## [WHAT IS EXPECTED]
Go through the listing and write out all of it exactly.

## [Items from a dataset]
__________________________________________________
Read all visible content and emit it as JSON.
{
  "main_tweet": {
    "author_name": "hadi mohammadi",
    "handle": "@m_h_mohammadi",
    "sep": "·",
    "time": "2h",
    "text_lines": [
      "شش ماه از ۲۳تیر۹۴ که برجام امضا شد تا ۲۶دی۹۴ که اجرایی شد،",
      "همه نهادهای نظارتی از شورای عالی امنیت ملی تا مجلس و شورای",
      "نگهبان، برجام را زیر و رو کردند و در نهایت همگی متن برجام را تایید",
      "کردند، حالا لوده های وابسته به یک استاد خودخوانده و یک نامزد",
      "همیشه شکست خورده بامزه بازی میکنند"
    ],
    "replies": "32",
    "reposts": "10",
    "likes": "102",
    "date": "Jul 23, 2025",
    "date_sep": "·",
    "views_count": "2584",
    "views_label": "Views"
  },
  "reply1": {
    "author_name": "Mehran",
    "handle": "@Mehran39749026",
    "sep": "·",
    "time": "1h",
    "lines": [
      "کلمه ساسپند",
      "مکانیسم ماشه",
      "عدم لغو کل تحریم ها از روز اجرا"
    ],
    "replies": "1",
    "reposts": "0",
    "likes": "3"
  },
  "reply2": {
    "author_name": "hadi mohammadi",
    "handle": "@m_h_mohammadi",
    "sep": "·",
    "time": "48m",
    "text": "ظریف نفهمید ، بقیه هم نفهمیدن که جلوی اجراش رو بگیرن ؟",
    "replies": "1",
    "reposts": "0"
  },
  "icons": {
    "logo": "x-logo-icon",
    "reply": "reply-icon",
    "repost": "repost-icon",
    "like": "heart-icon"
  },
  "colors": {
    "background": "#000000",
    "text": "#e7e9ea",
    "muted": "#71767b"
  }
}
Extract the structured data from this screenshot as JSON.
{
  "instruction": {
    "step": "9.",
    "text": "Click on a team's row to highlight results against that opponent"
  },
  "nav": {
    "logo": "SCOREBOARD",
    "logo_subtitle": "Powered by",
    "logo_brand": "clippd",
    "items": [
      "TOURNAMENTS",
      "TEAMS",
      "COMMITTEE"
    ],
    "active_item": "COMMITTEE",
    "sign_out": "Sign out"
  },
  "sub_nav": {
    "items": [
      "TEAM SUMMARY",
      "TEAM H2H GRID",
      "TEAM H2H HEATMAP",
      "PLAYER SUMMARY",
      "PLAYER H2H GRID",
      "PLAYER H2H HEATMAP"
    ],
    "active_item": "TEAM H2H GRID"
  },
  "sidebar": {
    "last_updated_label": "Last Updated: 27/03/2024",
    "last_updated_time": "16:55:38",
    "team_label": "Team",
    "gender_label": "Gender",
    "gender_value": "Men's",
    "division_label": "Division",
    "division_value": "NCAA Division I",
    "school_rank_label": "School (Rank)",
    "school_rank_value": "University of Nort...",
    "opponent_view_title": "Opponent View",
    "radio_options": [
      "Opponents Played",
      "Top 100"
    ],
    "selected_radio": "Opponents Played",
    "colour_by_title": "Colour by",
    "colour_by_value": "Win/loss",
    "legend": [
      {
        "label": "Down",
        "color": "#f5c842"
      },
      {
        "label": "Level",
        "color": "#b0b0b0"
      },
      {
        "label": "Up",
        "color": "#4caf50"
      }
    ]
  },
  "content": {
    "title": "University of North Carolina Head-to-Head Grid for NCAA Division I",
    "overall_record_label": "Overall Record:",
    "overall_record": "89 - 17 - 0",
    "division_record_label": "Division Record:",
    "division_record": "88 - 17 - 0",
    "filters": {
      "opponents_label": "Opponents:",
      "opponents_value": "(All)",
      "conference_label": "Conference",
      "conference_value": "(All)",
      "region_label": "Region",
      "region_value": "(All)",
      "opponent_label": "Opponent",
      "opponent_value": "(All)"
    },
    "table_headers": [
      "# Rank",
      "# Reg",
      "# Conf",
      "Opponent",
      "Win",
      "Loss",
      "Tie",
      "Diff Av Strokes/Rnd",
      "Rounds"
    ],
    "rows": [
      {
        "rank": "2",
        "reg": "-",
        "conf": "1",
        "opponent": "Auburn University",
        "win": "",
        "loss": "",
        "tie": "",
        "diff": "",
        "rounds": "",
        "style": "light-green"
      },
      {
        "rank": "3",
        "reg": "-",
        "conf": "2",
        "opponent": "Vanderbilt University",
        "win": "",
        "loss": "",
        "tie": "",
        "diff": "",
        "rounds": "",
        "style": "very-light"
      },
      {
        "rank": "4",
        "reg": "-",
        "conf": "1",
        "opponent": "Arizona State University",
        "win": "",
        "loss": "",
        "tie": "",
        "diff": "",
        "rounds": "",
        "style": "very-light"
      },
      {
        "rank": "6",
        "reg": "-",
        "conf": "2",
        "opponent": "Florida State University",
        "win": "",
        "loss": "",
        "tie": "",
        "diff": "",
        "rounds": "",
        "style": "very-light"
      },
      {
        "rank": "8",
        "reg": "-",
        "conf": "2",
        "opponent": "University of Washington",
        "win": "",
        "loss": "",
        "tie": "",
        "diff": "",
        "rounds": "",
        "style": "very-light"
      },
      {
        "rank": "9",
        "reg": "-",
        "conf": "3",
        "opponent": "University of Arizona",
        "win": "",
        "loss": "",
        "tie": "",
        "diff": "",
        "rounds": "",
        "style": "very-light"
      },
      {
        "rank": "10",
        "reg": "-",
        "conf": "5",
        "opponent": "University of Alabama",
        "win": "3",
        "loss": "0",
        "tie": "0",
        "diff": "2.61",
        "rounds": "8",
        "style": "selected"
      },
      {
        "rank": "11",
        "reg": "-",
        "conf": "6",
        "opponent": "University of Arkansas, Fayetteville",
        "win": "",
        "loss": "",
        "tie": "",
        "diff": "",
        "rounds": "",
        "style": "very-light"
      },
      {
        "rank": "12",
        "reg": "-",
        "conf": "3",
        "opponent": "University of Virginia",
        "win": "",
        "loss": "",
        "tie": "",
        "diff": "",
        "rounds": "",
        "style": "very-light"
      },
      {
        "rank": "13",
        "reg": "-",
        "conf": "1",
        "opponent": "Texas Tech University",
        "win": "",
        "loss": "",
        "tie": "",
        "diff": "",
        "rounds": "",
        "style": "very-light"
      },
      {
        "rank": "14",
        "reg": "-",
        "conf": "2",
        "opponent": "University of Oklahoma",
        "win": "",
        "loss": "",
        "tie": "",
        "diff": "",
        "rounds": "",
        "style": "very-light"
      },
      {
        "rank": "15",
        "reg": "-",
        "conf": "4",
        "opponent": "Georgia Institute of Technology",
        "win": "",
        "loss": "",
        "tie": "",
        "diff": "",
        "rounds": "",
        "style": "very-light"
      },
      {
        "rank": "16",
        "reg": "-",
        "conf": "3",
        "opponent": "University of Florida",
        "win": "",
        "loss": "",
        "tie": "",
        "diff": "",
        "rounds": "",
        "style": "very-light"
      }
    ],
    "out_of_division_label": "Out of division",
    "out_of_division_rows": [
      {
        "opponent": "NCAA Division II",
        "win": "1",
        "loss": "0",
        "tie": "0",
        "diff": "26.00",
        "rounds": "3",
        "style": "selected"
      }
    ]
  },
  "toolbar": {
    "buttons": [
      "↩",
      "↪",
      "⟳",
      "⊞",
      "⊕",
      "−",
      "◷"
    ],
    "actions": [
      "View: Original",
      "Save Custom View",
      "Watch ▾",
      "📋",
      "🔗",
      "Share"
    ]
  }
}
__________________________________________________
## [THE SOLUTION]
Read all visible content and emit it as JSON.
{
  "main_tweet": {
    "author_name": "hadi mohammadi",
    "handle": "@m_h_mohammadi",
    "sep": "·",
    "time": "2h",
    "text_lines": [
      "شش ماه از ۲۳تیر۹۴ که برجام امضا شد تا ۲۶دی۹۴ که اجرایی شد،",
      "همه نهادهای نظارتی از شورای عالی امنیت ملی تا مجلس و شورای",
      "نگهبان، برجام را زیر و رو کردند و در نهایت همگی متن برجام را تایید",
      "کردند، حالا لوده های وابسته به یک استاد خودخوانده و یک نامزد",
      "همیشه شکست خورده بامزه بازی میکنند"
    ],
    "replies": "32",
    "reposts": "10",
    "likes": "102",
    "date": "Jul 23, 2025",
    "date_sep": "·",
    "views_count": "2584",
    "views_label": "Views"
  },
  "reply1": {
    "author_name": "Mehran",
    "handle": "@Mehran39749026",
    "sep": "·",
    "time": "1h",
    "lines": [
      "کلمه ساسپند",
      "مکانیسم ماشه",
      "عدم لغو کل تحریم ها از روز اجرا"
    ],
    "replies": "1",
    "reposts": "0",
    "likes": "3"
  },
  "reply2": {
    "author_name": "hadi mohammadi",
    "handle": "@m_h_mohammadi",
    "sep": "·",
    "time": "48m",
    "text": "ظریف نفهمید ، بقیه هم نفهمیدن که جلوی اجراش رو بگیرن ؟",
    "replies": "1",
    "reposts": "0"
  },
  "icons": {
    "logo": "x-logo-icon",
    "reply": "reply-icon",
    "repost": "repost-icon",
    "like": "heart-icon"
  },
  "colors": {
    "background": "#000000",
    "text": "#e7e9ea",
    "muted": "#71767b"
  }
}
Extract the structured data from this screenshot as JSON.
{
  "instruction": {
    "step": "9.",
    "text": "Click on a team's row to highlight results against that opponent"
  },
  "nav": {
    "logo": "SCOREBOARD",
    "logo_subtitle": "Powered by",
    "logo_brand": "clippd",
    "items": [
      "TOURNAMENTS",
      "TEAMS",
      "COMMITTEE"
    ],
    "active_item": "COMMITTEE",
    "sign_out": "Sign out"
  },
  "sub_nav": {
    "items": [
      "TEAM SUMMARY",
      "TEAM H2H GRID",
      "TEAM H2H HEATMAP",
      "PLAYER SUMMARY",
      "PLAYER H2H GRID",
      "PLAYER H2H HEATMAP"
    ],
    "active_item": "TEAM H2H GRID"
  },
  "sidebar": {
    "last_updated_label": "Last Updated: 27/03/2024",
    "last_updated_time": "16:55:38",
    "team_label": "Team",
    "gender_label": "Gender",
    "gender_value": "Men's",
    "division_label": "Division",
    "division_value": "NCAA Division I",
    "school_rank_label": "School (Rank)",
    "school_rank_value": "University of Nort...",
    "opponent_view_title": "Opponent View",
    "radio_options": [
      "Opponents Played",
      "Top 100"
    ],
    "selected_radio": "Opponents Played",
    "colour_by_title": "Colour by",
    "colour_by_value": "Win/loss",
    "legend": [
      {
        "label": "Down",
        "color": "#f5c842"
      },
      {
        "label": "Level",
        "color": "#b0b0b0"
      },
      {
        "label": "Up",
        "color": "#4caf50"
      }
    ]
  },
  "content": {
    "title": "University of North Carolina Head-to-Head Grid for NCAA Division I",
    "overall_record_label": "Overall Record:",
    "overall_record": "89 - 17 - 0",
    "division_record_label": "Division Record:",
    "division_record": "88 - 17 - 0",
    "filters": {
      "opponents_label": "Opponents:",
      "opponents_value": "(All)",
      "conference_label": "Conference",
      "conference_value": "(All)",
      "region_label": "Region",
      "region_value": "(All)",
      "opponent_label": "Opponent",
      "opponent_value": "(All)"
    },
    "table_headers": [
      "# Rank",
      "# Reg",
      "# Conf",
      "Opponent",
      "Win",
      "Loss",
      "Tie",
      "Diff Av Strokes/Rnd",
      "Rounds"
    ],
    "rows": [
      {
        "rank": "2",
        "reg": "-",
        "conf": "1",
        "opponent": "Auburn University",
        "win": "",
        "loss": "",
        "tie": "",
        "diff": "",
        "rounds": "",
        "style": "light-green"
      },
      {
        "rank": "3",
        "reg": "-",
        "conf": "2",
        "opponent": "Vanderbilt University",
        "win": "",
        "loss": "",
        "tie": "",
        "diff": "",
        "rounds": "",
        "style": "very-light"
      },
      {
        "rank": "4",
        "reg": "-",
        "conf": "1",
        "opponent": "Arizona State University",
        "win": "",
        "loss": "",
        "tie": "",
        "diff": "",
        "rounds": "",
        "style": "very-light"
      },
      {
        "rank": "6",
        "reg": "-",
        "conf": "2",
        "opponent": "Florida State University",
        "win": "",
        "loss": "",
        "tie": "",
        "diff": "",
        "rounds": "",
        "style": "very-light"
      },
      {
        "rank": "8",
        "reg": "-",
        "conf": "2",
        "opponent": "University of Washington",
        "win": "",
        "loss": "",
        "tie": "",
        "diff": "",
        "rounds": "",
        "style": "very-light"
      },
      {
        "rank": "9",
        "reg": "-",
        "conf": "3",
        "opponent": "University of Arizona",
        "win": "",
        "loss": "",
        "tie": "",
        "diff": "",
        "rounds": "",
        "style": "very-light"
      },
      {
        "rank": "10",
        "reg": "-",
        "conf": "5",
        "opponent": "University of Alabama",
        "win": "3",
        "loss": "0",
        "tie": "0",
        "diff": "2.61",
        "rounds": "8",
        "style": "selected"
      },
      {
        "rank": "11",
        "reg": "-",
        "conf": "6",
        "opponent": "University of Arkansas, Fayetteville",
        "win": "",
        "loss": "",
        "tie": "",
        "diff": "",
        "rounds": "",
        "style": "very-light"
      },
      {
        "rank": "12",
        "reg": "-",
        "conf": "3",
        "opponent": "University of Virginia",
        "win": "",
        "loss": "",
        "tie": "",
        "diff": "",
        "rounds": "",
        "style": "very-light"
      },
      {
        "rank": "13",
        "reg": "-",
        "conf": "1",
        "opponent": "Texas Tech University",
        "win": "",
        "loss": "",
        "tie": "",
        "diff": "",
        "rounds": "",
        "style": "very-light"
      },
      {
        "rank": "14",
        "reg": "-",
        "conf": "2",
        "opponent": "University of Oklahoma",
        "win": "",
        "loss": "",
        "tie": "",
        "diff": "",
        "rounds": "",
        "style": "very-light"
      },
      {
        "rank": "15",
        "reg": "-",
        "conf": "4",
        "opponent": "Georgia Institute of Technology",
        "win": "",
        "loss": "",
        "tie": "",
        "diff": "",
        "rounds": "",
        "style": "very-light"
      },
      {
        "rank": "16",
        "reg": "-",
        "conf": "3",
        "opponent": "University of Florida",
        "win": "",
        "loss": "",
        "tie": "",
        "diff": "",
        "rounds": "",
        "style": "very-light"
      }
    ],
    "out_of_division_label": "Out of division",
    "out_of_division_rows": [
      {
        "opponent": "NCAA Division II",
        "win": "1",
        "loss": "0",
        "tie": "0",
        "diff": "26.00",
        "rounds": "3",
        "style": "selected"
      }
    ]
  },
  "toolbar": {
    "buttons": [
      "↩",
      "↪",
      "⟳",
      "⊞",
      "⊕",
      "−",
      "◷"
    ],
    "actions": [
      "View: Original",
      "Save Custom View",
      "Watch ▾",
      "📋",
      "🔗",
      "Share"
    ]
  }
}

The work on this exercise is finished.